(Dataset excerpt)
··········

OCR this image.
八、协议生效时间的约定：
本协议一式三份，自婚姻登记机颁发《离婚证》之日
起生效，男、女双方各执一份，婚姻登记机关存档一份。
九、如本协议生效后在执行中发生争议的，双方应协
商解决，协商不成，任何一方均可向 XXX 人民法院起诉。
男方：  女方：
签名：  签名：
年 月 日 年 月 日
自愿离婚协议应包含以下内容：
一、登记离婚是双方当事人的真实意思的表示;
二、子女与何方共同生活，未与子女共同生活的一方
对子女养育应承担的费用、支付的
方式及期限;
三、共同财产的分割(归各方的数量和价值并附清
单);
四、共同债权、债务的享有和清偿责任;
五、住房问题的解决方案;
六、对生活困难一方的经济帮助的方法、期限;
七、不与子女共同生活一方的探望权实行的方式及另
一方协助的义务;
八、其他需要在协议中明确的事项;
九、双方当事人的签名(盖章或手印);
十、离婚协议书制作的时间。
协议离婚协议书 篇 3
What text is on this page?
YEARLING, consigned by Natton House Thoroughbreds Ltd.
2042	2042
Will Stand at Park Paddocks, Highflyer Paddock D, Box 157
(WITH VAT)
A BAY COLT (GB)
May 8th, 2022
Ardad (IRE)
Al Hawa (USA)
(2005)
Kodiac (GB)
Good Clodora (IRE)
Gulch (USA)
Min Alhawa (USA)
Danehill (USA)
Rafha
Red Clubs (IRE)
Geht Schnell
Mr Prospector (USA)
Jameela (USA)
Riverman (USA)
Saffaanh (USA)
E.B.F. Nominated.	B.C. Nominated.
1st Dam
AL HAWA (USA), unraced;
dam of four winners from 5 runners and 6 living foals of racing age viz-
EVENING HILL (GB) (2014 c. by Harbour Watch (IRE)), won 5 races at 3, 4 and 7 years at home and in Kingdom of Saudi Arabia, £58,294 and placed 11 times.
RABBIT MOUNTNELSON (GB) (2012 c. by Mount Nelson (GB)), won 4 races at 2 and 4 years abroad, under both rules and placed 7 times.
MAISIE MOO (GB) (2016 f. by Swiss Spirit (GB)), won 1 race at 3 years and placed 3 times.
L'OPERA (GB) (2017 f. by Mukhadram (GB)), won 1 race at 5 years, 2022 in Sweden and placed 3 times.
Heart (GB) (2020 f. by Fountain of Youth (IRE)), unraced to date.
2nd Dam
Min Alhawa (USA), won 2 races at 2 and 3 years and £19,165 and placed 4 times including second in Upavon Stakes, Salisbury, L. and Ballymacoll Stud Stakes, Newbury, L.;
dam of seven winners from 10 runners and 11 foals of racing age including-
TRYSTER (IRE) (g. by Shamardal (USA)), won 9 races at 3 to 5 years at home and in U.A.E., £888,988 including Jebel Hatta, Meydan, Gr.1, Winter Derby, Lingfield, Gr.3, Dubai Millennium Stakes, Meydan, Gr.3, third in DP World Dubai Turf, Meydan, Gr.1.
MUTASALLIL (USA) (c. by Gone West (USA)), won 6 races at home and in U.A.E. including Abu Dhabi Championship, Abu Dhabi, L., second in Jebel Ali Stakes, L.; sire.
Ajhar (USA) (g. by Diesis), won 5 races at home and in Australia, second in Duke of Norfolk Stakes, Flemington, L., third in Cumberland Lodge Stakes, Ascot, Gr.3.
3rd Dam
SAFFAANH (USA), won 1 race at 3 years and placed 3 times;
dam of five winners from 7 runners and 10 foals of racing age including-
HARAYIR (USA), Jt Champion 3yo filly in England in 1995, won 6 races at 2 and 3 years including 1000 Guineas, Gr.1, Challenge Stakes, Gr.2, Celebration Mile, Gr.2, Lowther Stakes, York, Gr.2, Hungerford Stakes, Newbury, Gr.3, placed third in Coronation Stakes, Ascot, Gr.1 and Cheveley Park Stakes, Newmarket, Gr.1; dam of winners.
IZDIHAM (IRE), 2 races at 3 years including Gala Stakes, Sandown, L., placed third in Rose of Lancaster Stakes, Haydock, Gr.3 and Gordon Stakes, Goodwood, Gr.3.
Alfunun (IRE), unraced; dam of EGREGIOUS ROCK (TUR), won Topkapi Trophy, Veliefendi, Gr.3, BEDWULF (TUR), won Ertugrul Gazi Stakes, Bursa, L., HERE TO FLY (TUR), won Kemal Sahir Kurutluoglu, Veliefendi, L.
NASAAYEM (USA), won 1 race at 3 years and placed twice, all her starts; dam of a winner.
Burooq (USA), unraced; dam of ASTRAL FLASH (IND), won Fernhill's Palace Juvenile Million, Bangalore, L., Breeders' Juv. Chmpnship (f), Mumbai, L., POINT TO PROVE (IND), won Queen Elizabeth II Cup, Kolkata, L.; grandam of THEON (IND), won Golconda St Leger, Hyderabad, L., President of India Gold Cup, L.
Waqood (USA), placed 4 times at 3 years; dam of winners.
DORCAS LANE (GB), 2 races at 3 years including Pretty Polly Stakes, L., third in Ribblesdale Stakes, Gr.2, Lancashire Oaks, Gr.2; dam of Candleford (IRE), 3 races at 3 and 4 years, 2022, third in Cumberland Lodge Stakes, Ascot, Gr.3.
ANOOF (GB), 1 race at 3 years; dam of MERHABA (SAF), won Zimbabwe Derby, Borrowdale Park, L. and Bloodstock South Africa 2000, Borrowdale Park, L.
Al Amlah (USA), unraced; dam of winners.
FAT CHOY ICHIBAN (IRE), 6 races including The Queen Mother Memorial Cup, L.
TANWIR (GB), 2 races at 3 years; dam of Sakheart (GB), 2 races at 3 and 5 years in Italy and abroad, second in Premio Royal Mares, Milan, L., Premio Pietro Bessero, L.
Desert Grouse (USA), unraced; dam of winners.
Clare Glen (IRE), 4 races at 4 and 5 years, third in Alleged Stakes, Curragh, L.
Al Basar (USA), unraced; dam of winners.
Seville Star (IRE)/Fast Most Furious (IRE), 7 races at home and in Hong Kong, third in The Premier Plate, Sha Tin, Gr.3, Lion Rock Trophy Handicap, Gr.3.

··········

**To do:**
Count every line in the data that contains the word "second", then give that count and nothing else.

**Exercise result:**
4